───── PROVIDED DATA ─────

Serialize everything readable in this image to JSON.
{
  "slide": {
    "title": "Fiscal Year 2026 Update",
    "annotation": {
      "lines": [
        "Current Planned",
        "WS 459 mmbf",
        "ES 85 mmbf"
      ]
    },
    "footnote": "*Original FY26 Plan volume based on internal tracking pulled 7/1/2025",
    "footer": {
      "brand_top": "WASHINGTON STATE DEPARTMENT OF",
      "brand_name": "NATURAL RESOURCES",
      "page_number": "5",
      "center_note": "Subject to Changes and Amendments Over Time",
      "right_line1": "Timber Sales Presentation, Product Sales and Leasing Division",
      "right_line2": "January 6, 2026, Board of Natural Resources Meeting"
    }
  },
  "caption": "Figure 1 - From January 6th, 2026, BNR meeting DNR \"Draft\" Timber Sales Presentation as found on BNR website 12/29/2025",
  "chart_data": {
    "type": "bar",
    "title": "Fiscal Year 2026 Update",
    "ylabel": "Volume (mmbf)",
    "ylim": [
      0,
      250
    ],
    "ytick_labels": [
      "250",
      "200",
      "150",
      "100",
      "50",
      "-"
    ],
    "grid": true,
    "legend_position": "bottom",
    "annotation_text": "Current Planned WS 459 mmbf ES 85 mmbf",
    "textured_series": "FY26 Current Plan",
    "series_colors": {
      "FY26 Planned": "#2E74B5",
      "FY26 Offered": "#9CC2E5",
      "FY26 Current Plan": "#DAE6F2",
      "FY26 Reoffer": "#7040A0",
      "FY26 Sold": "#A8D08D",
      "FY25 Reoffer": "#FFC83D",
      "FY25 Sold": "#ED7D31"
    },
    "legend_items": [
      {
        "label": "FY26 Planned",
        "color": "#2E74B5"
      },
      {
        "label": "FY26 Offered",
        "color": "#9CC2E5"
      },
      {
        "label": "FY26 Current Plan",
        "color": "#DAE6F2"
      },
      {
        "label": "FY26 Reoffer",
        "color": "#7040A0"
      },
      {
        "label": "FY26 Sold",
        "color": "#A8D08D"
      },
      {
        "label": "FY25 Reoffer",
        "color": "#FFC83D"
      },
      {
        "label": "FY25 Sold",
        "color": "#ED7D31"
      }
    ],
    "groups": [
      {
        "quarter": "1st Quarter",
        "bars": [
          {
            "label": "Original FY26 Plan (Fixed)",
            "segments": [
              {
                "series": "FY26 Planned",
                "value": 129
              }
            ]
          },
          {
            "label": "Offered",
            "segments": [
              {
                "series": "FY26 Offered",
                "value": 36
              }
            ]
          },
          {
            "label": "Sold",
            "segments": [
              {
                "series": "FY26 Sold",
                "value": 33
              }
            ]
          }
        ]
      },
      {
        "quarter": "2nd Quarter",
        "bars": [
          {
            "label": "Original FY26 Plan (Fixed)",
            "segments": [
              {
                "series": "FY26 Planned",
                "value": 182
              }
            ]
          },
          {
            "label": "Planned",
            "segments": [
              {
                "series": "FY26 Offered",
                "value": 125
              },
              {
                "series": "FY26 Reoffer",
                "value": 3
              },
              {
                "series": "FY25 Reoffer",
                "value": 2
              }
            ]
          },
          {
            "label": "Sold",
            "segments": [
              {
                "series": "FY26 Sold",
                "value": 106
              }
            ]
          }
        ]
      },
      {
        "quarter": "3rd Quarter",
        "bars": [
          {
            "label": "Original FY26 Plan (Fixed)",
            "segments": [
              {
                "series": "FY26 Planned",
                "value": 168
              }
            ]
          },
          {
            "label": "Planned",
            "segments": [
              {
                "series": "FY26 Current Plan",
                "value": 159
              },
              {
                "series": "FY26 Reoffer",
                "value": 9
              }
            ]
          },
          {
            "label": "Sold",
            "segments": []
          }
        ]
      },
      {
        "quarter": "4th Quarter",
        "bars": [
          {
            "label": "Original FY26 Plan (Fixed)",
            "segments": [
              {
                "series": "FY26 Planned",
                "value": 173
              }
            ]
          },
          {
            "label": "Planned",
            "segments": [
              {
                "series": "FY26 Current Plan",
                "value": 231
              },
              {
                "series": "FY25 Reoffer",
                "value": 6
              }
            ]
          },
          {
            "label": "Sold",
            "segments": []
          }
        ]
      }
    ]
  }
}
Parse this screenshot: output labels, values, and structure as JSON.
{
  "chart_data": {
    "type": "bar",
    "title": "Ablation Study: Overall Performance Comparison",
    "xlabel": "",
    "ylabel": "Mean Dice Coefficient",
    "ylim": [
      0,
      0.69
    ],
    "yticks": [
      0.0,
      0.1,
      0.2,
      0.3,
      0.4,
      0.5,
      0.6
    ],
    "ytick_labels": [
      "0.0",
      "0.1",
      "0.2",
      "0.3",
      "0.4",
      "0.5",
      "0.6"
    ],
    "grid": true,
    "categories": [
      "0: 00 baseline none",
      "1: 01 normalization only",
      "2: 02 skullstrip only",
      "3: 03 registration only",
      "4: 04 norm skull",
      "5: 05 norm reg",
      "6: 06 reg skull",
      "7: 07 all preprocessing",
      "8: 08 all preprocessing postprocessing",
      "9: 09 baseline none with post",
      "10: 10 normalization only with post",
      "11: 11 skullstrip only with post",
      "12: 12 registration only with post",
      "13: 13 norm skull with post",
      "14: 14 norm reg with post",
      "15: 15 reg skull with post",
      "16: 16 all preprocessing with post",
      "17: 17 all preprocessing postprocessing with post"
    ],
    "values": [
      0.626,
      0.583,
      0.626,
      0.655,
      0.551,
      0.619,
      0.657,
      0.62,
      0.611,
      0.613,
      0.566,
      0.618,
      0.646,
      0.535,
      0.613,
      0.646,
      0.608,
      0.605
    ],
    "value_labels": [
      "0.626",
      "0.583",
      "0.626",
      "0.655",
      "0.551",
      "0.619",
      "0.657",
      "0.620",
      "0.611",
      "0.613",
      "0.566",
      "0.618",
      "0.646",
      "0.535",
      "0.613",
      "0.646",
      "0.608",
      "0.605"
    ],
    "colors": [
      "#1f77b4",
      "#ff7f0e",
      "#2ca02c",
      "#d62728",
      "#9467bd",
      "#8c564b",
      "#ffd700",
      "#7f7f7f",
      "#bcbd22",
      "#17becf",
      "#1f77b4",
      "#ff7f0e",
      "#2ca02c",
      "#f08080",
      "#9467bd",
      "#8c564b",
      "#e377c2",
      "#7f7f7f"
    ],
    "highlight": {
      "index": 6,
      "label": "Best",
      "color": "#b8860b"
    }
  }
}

─────

AIM:
Single out each line of the records above with the string "JSON" in it, and copy it.

SOLUTION BELOW:
Serialize everything readable in this image to JSON.
Parse this screenshot: output labels, values, and structure as JSON.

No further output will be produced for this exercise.